▶ Written exercise: Copy every line of the data in which the word "dawn" occurs.

#### Data for this exercise ####

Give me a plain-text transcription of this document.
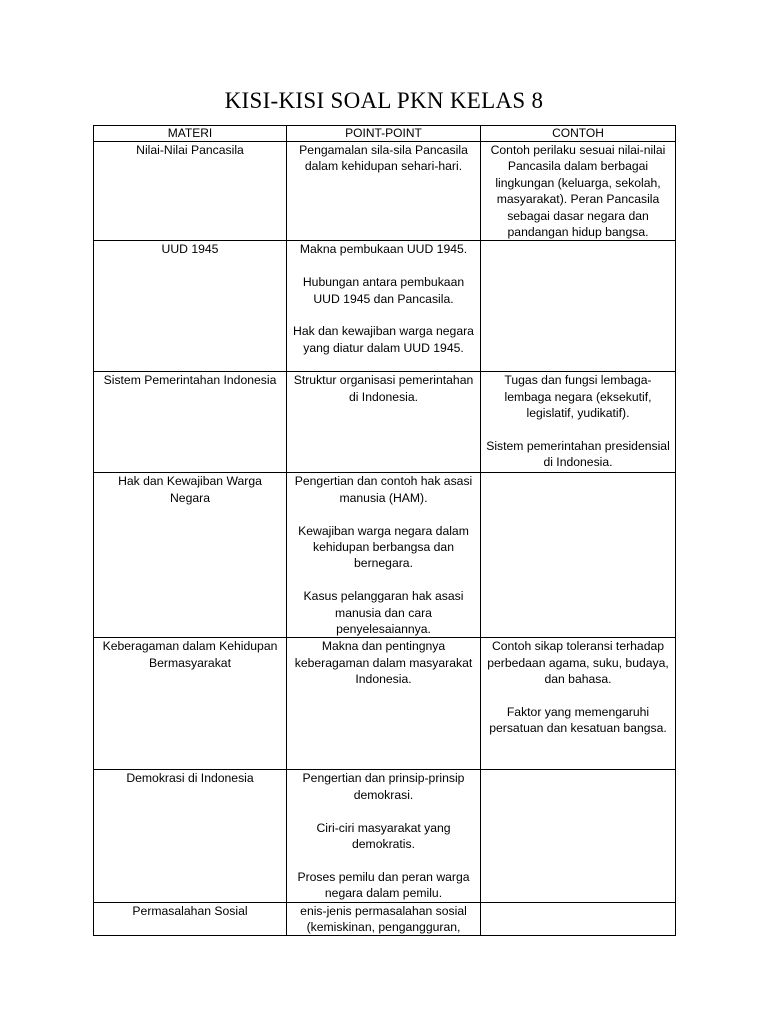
KISI-KISI SOAL PKN KELAS 8
MATERI	POINT-POINT	CONTOH
Nilai-Nilai Pancasila	Pengamalan sila-sila Pancasila dalam kehidupan sehari-hari.	Contoh perilaku sesuai nilai-nilai Pancasila dalam berbagai lingkungan (keluarga, sekolah, masyarakat). Peran Pancasila sebagai dasar negara dan pandangan hidup bangsa.

UUD 1945	Makna pembukaan UUD 1945.
Hubungan antara pembukaan UUD 1945 dan Pancasila.
Hak dan kewajiban warga negara yang diatur dalam UUD 1945.	

Sistem Pemerintahan Indonesia	Struktur organisasi pemerintahan di Indonesia.	Tugas dan fungsi lembaga-lembaga negara (eksekutif, legislatif, yudikatif).
Sistem pemerintahan presidensial di Indonesia.

Hak dan Kewajiban Warga Negara	Pengertian dan contoh hak asasi manusia (HAM).
Kewajiban warga negara dalam kehidupan berbangsa dan bernegara.
Kasus pelanggaran hak asasi manusia dan cara penyelesaiannya.	

Keberagaman dalam Kehidupan Bermasyarakat	Makna dan pentingnya keberagaman dalam masyarakat Indonesia.	Contoh sikap toleransi terhadap perbedaan agama, suku, budaya, dan bahasa.
Faktor yang memengaruhi persatuan dan kesatuan bangsa.

Demokrasi di Indonesia	Pengertian dan prinsip-prinsip demokrasi.
Ciri-ciri masyarakat yang demokratis.
Proses pemilu dan peran warga negara dalam pemilu.	

Permasalahan Sosial	enis-jenis permasalahan sosial (kemiskinan, pengangguran,	
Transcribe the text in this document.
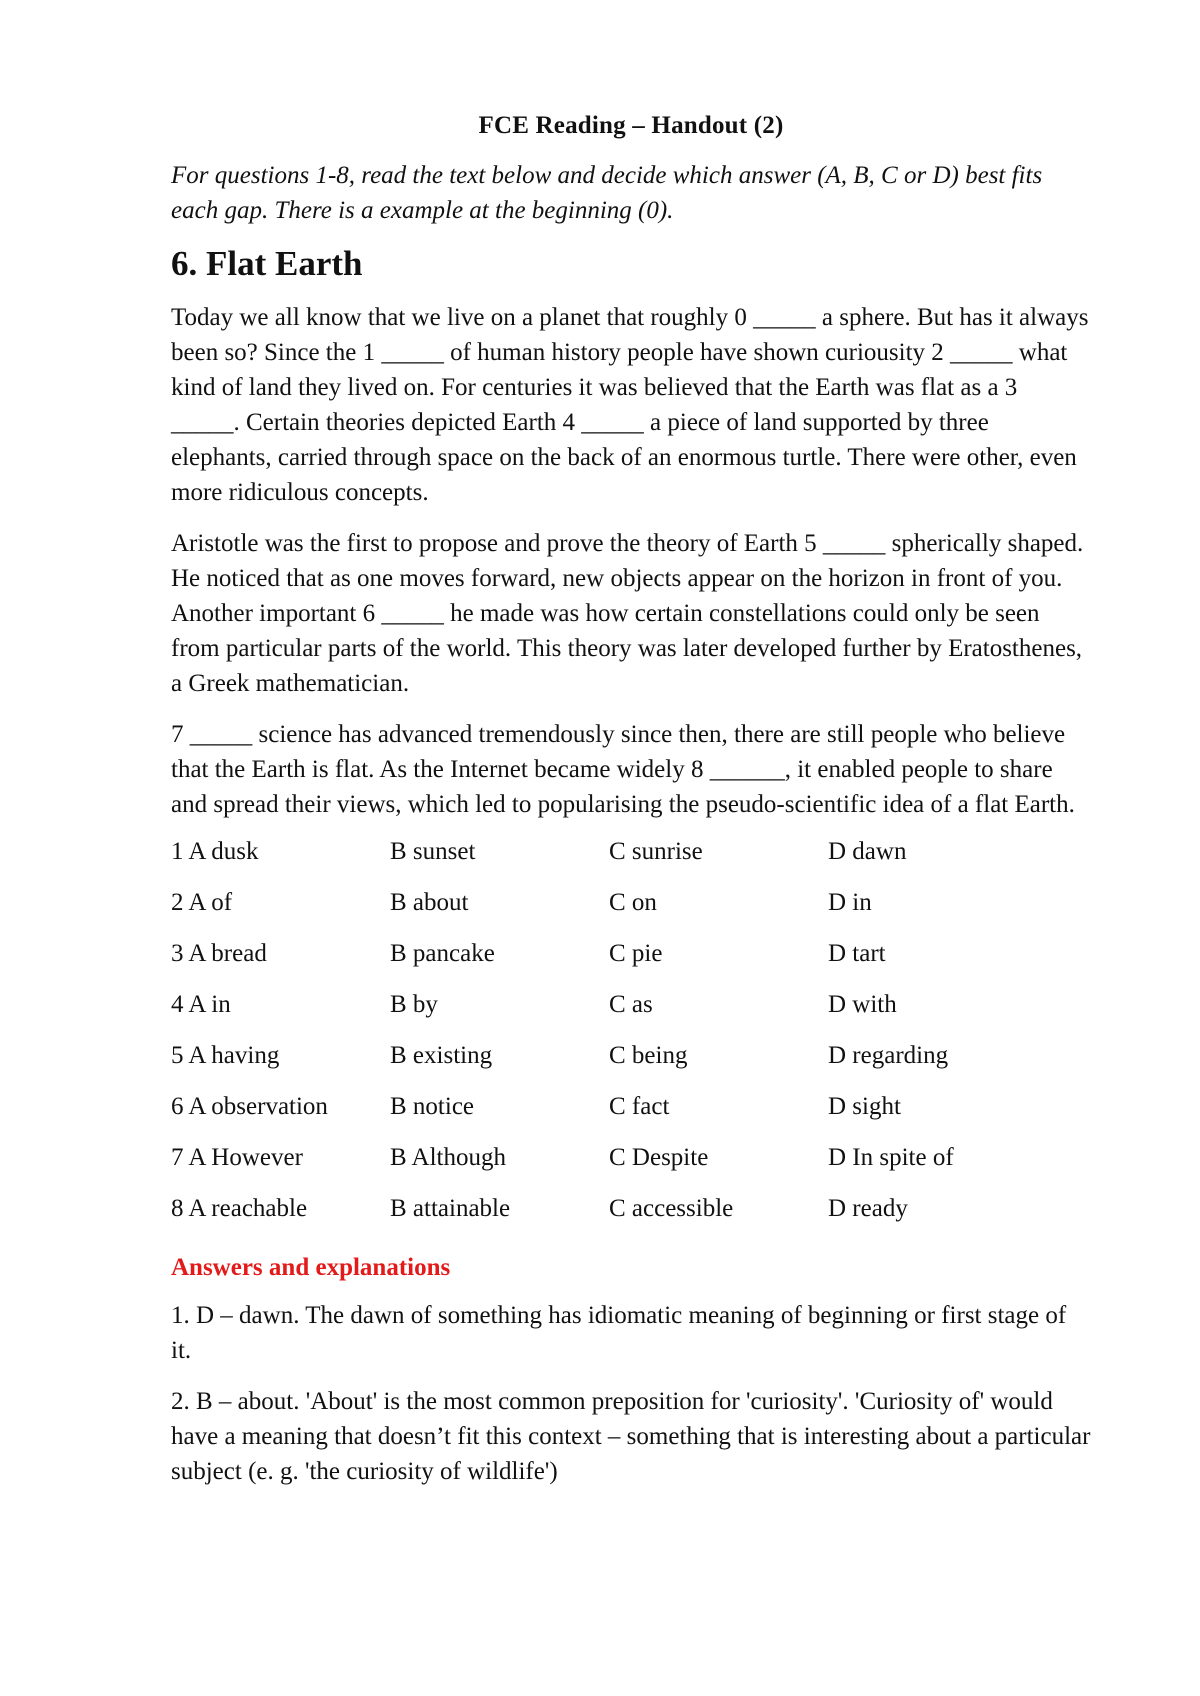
FCE Reading – Handout (2)
For questions 1-8, read the text below and decide which answer (A, B, C or D) best fits each gap. There is a example at the beginning (0).
6. Flat Earth

Today we all know that we live on a planet that roughly 0 _____ a sphere. But has it always been so? Since the 1 _____ of human history people have shown curiousity 2 _____ what kind of land they lived on. For centuries it was believed that the Earth was flat as a 3 _____. Certain theories depicted Earth 4 _____ a piece of land supported by three elephants, carried through space on the back of an enormous turtle. There were other, even more ridiculous concepts.

Aristotle was the first to propose and prove the theory of Earth 5 _____ spherically shaped. He noticed that as one moves forward, new objects appear on the horizon in front of you. Another important 6 _____ he made was how certain constellations could only be seen from particular parts of the world. This theory was later developed further by Eratosthenes, a Greek mathematician.

7 _____ science has advanced tremendously since then, there are still people who believe that the Earth is flat. As the Internet became widely 8 ______, it enabled people to share and spread their views, which led to popularising the pseudo-scientific idea of a flat Earth.

1 A dusk	B sunset	C sunrise	D dawn
2 A of	B about	C on	D in
3 A bread	B pancake	C pie	D tart
4 A in	B by	C as	D with
5 A having	B existing	C being	D regarding
6 A observation	B notice	C fact	D sight
7 A However	B Although	C Despite	D In spite of
8 A reachable	B attainable	C accessible	D ready
Answers and explanations

1. D – dawn. The dawn of something has idiomatic meaning of beginning or first stage of it.

2. B – about. 'About' is the most common preposition for 'curiosity'. 'Curiosity of' would have a meaning that doesn’t fit this context – something that is interesting about a particular subject (e. g. 'the curiosity of wildlife')
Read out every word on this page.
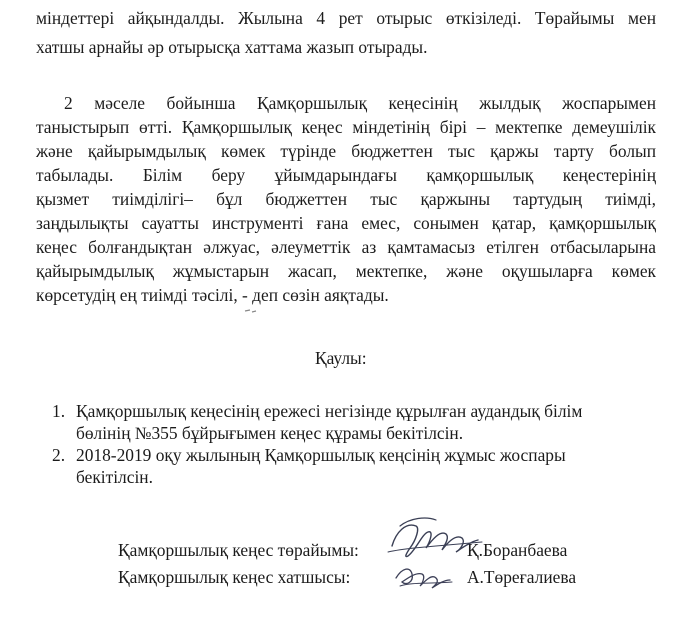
міндеттері айқындалды. Жылына 4 рет отырыс өткізіледі. Төрайымы мен
хатшы арнайы әр отырысқа хаттама жазып отырады.
2 мәселе бойынша Қамқоршылық кеңесінің жылдық жоспарымен
таныстырып өтті. Қамқоршылық кеңес міндетінің бірі – мектепке демеушілік
және қайырымдылық көмек түрінде бюджеттен тыс қаржы тарту болып
табылады. Білім беру ұйымдарындағы қамқоршылық кеңестерінің
қызмет тиімділігі– бұл бюджеттен тыс қаржыны тартудың тиімді,
заңдылықты сауатты инструменті ғана емес, сонымен қатар, қамқоршылық
кеңес болғандықтан әлжуас, әлеуметтік аз қамтамасыз етілген отбасыларына
қайырымдылық жұмыстарын жасап, мектепке, және оқушыларға көмек
көрсетудің ең тиімді тәсілі, - деп сөзін аяқтады.
Қаулы:
1. Қамқоршылық кеңесінің ережесі негізінде құрылған аудандық білім
бөлінің №355 бұйрығымен кеңес құрамы бекітілсін.
2. 2018-2019 оқу жылының Қамқоршылық кеңсінің жұмыс жоспары
бекітілсін.
Қамқоршылық кеңес төрайымы:	Қ.Боранбаева
Қамқоршылық кеңес хатшысы:	А.Төреғалиева
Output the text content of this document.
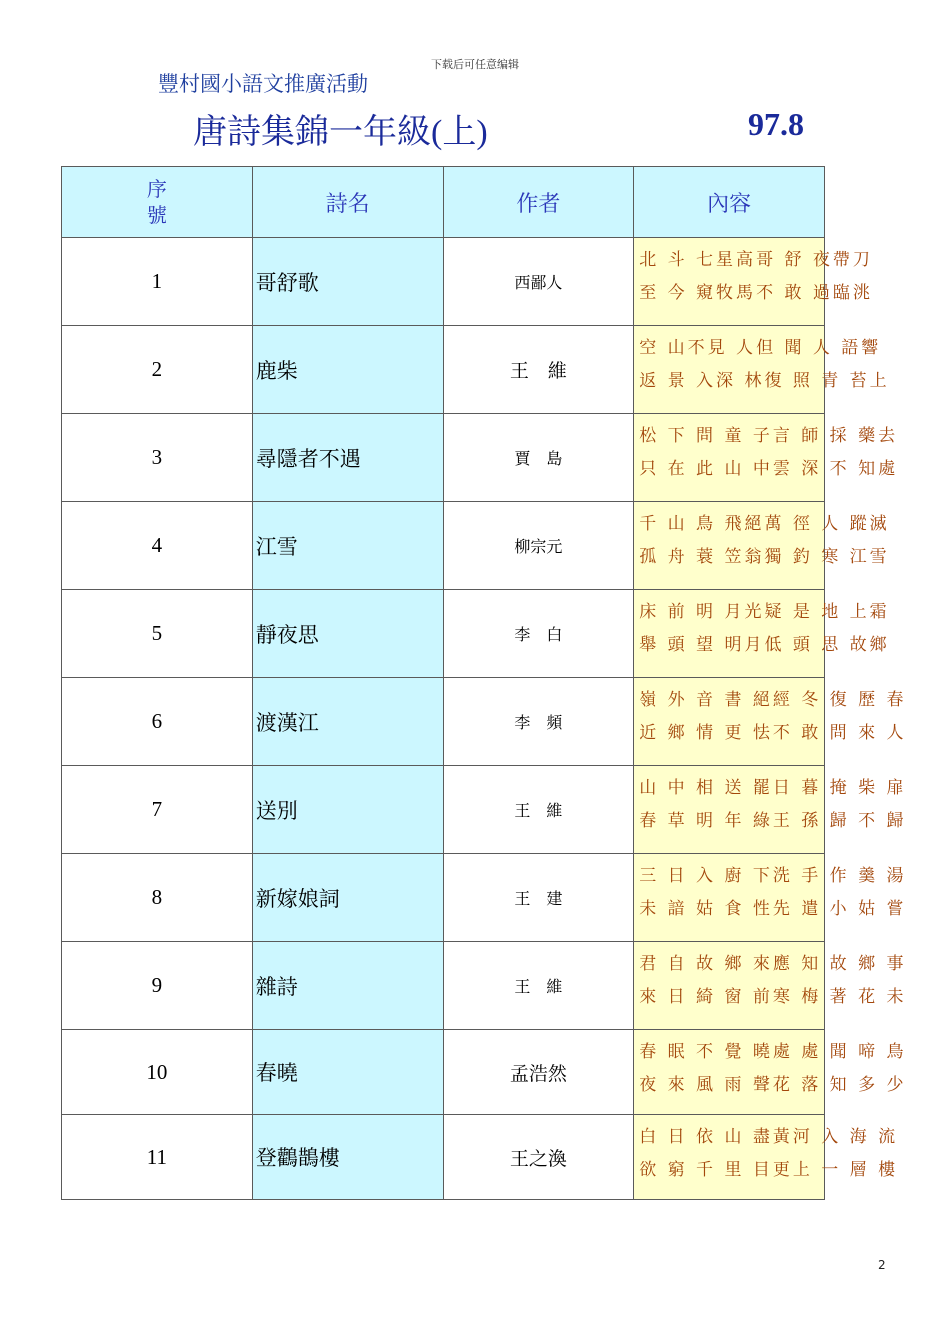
下载后可任意编辑
豐村國小語文推廣活動
唐詩集錦一年級(上)	97.8
序
號	詩名	作者	內容
1	哥舒歌	西鄙人	北 斗 七星高 哥 舒 夜帶刀
至 今 窺牧馬 不 敢 過臨洮

2	鹿柴	王　維	空 山不見 人 但 聞 人 語響
返 景 入深 林 復 照 青 苔上

3	尋隱者不遇	賈　島	松 下 問 童 子 言 師 採 藥去
只 在 此 山 中 雲 深 不 知處

4	江雪	柳宗元	千 山 鳥 飛絕 萬 徑 人 蹤滅
孤 舟 蓑 笠翁 獨 釣 寒 江雪

5	靜夜思	李　白	床 前 明 月光 疑 是 地 上霜
舉 頭 望 明月 低 頭 思 故鄉

6	渡漢江	李　頻	嶺 外 音 書 絕 經 冬 復 歷 春
近 鄉 情 更 怯 不 敢 問 來 人

7	送別	王　維	山 中 相 送 罷 日 暮 掩 柴 扉
春 草 明 年 綠 王 孫 歸 不 歸

8	新嫁娘詞	王　建	三 日 入 廚 下 洗 手 作 羹 湯
未 諳 姑 食 性 先 遣 小 姑 嘗

9	雜詩	王　維	君 自 故 鄉 來 應 知 故 鄉 事
來 日 綺 窗 前 寒 梅 著 花 未

10	春曉	孟浩然	春 眠 不 覺 曉 處 處 聞 啼 鳥
夜 來 風 雨 聲 花 落 知 多 少

11	登鸛鵲樓	王之渙	白 日 依 山 盡 黃河 入 海 流
欲 窮 千 里 目 更上 一 層 樓
2
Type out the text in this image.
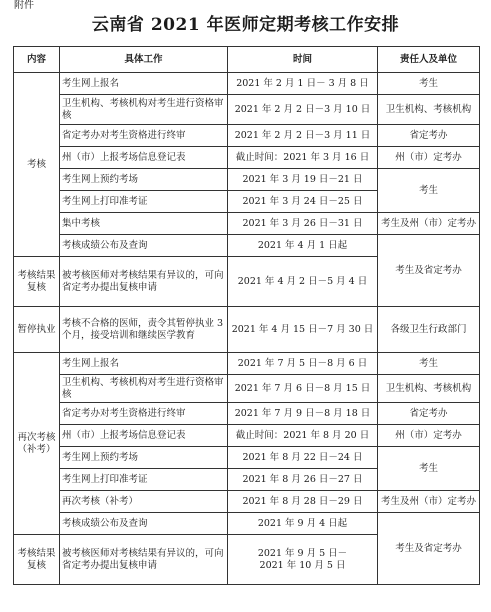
附件
云南省 2021 年医师定期考核工作安排
内容	具体工作	时间	责任人及单位
考核	考生网上报名	2021 年 2 月 1 日－ 3 月 8 日	考生
	卫生机构、考核机构对考生进行资格审核	2021 年 2 月 2 日－3 月 10 日	卫生机构、考核机构
	省定考办对考生资格进行终审	2021 年 2 月 2 日－3 月 11 日	省定考办
	州（市）上报考场信息登记表	截止时间：2021 年 3 月 16 日	州（市）定考办
	考生网上预约考场	2021 年 3 月 19 日－21 日	考生
	考生网上打印准考证	2021 年 3 月 24 日－25 日	
	集中考核	2021 年 3 月 26 日－31 日	考生及州（市）定考办
	考核成绩公布及查询	2021 年 4 月 1 日起	考生及省定考办
考核结果复核	被考核医师对考核结果有异议的，可向省定考办提出复核申请	2021 年 4 月 2 日－5 月 4 日	
暂停执业	考核不合格的医师，责令其暂停执业 3 个月，接受培训和继续医学教育	2021 年 4 月 15 日－7 月 30 日	各级卫生行政部门
再次考核（补考）	考生网上报名	2021 年 7 月 5 日－8 月 6 日	考生
	卫生机构、考核机构对考生进行资格审核	2021 年 7 月 6 日－8 月 15 日	卫生机构、考核机构
	省定考办对考生资格进行终审	2021 年 7 月 9 日－8 月 18 日	省定考办
	州（市）上报考场信息登记表	截止时间：2021 年 8 月 20 日	州（市）定考办
	考生网上预约考场	2021 年 8 月 22 日－24 日	考生
	考生网上打印准考证	2021 年 8 月 26 日－27 日	
	再次考核（补考）	2021 年 8 月 28 日－29 日	考生及州（市）定考办
	考核成绩公布及查询	2021 年 9 月 4 日起	考生及省定考办
考核结果复核	被考核医师对考核结果有异议的，可向省定考办提出复核申请	2021 年 9 月 5 日－
2021 年 10 月 5 日	
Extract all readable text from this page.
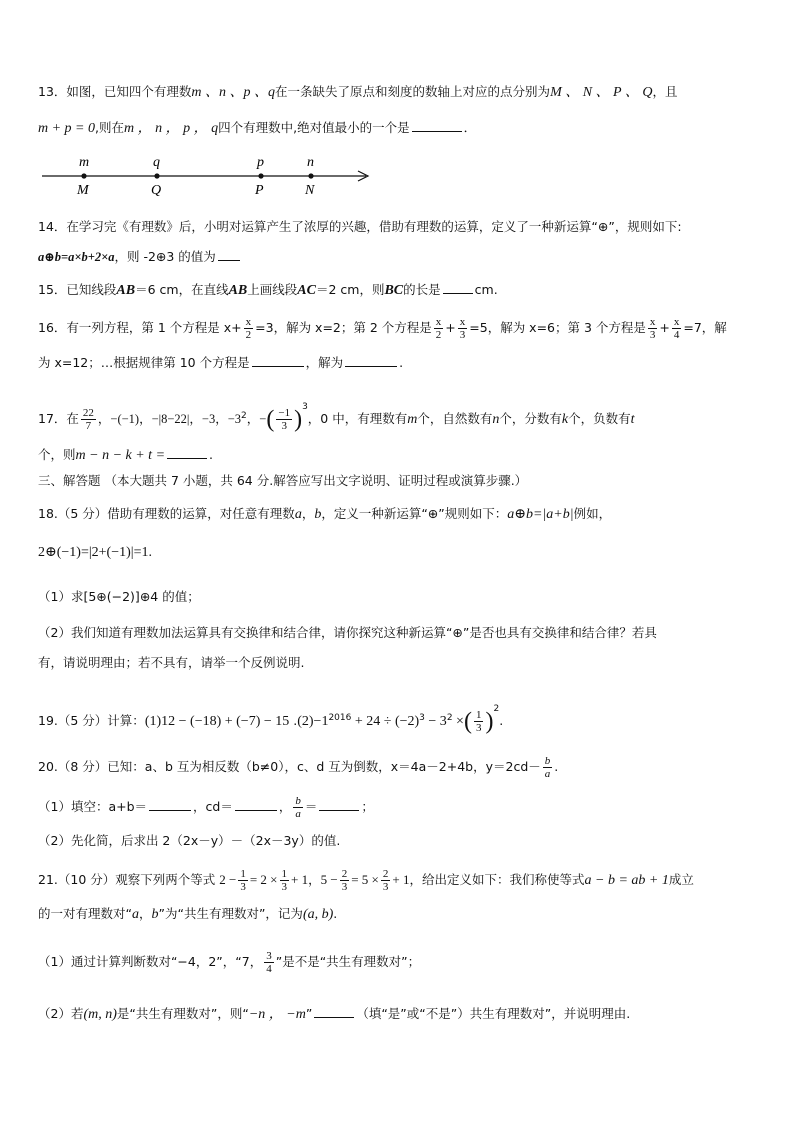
13．如图，已知四个有理数m 、n 、p 、q在一条缺失了原点和刻度的数轴上对应的点分别为M 、 N 、 P 、 Q，且
m + p = 0,则在m ， n ， p ， q四个有理数中,绝对值最小的一个是	．
m
M
q
Q
p
P
n
N
14．在学习完《有理数》后，小明对运算产生了浓厚的兴趣，借助有理数的运算，定义了一种新运算“⊕”，规则如下:
a⊕b=a×b+2×a，则 -2⊕3 的值为
15．已知线段AB＝6 cm，在直线AB上画线段AC＝2 cm，则BC的长是	cm.
16．有一列方程，第 1 个方程是 $x+ \frac{x}{2} =3$，解为 x=2；第 2 个方程是 $\frac{x}{2} + \frac{x}{3} =5$，解为 x=6；第 3 个方程是 $\frac{x}{3} + \frac{x}{4} =7$，解
为 x=12；…根据规律第 10 个方程是	，解为	.
17．在 $\frac{22}{7}$ ，−(−1)，−|8−22|，−3，$-3^2$，−( $\frac{-1}{3} )^3$，0 中，有理数有m个，自然数有n个，分数有k个，负数有t
个，则m − n − k + t =	.
三、解答题 （本大题共 7 小题，共 64 分.解答应写出文字说明、证明过程或演算步骤.）
18.（5 分）借助有理数的运算，对任意有理数a，b，定义一种新运算“⊕”规则如下：a⊕b=|a+b|例如，
2⊕(−1)=|2+(−1)|=1.
（1）求[5⊕(−2)]⊕4 的值；
（2）我们知道有理数加法运算具有交换律和结合律，请你探究这种新运算“⊕”是否也具有交换律和结合律？若具
有，请说明理由；若不具有，请举一个反例说明.
19.（5 分）计算：(1)12 − (−18) + (−7) − 15 $.(2)-1^{2016} + 24 \div (-2)^3 - 3^2$ ×( $\frac{1}{3} )^2$.
20.（8 分）已知：a、b 互为相反数（b≠0），c、d 互为倒数，x＝4a－2+4b，$y=2cd- \frac{b}{a}$ .
（1）填空：a+b＝	，cd＝	， $\frac{b}{a}$ ＝	；
（2）先化简，后求出 2（2x－y）－（2x－3y）的值.
21.（10 分）观察下列两个等式 $2 - \frac{1}{3} = 2 \times \frac{1}{3} + 1$，$5 - \frac{2}{3} = 5 \times \frac{2}{3} + 1$，给出定义如下：我们称使等式a − b = ab + 1成立
的一对有理数对“a，b”为“共生有理数对”，记为(a, b).
（1）通过计算判断数对“−4，2”，“7， $\frac{3}{4}$ ”是不是“共生有理数对”；
（2）若(m, n)是“共生有理数对”，则“−n ， −m”	（填“是”或“不是”）共生有理数对”，并说明理由.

####

▶ Full response:
1 A dusk	B sunset	C sunrise	D dawn
1. D – dawn. The dawn of something has idiomatic meaning of beginning or first stage of it.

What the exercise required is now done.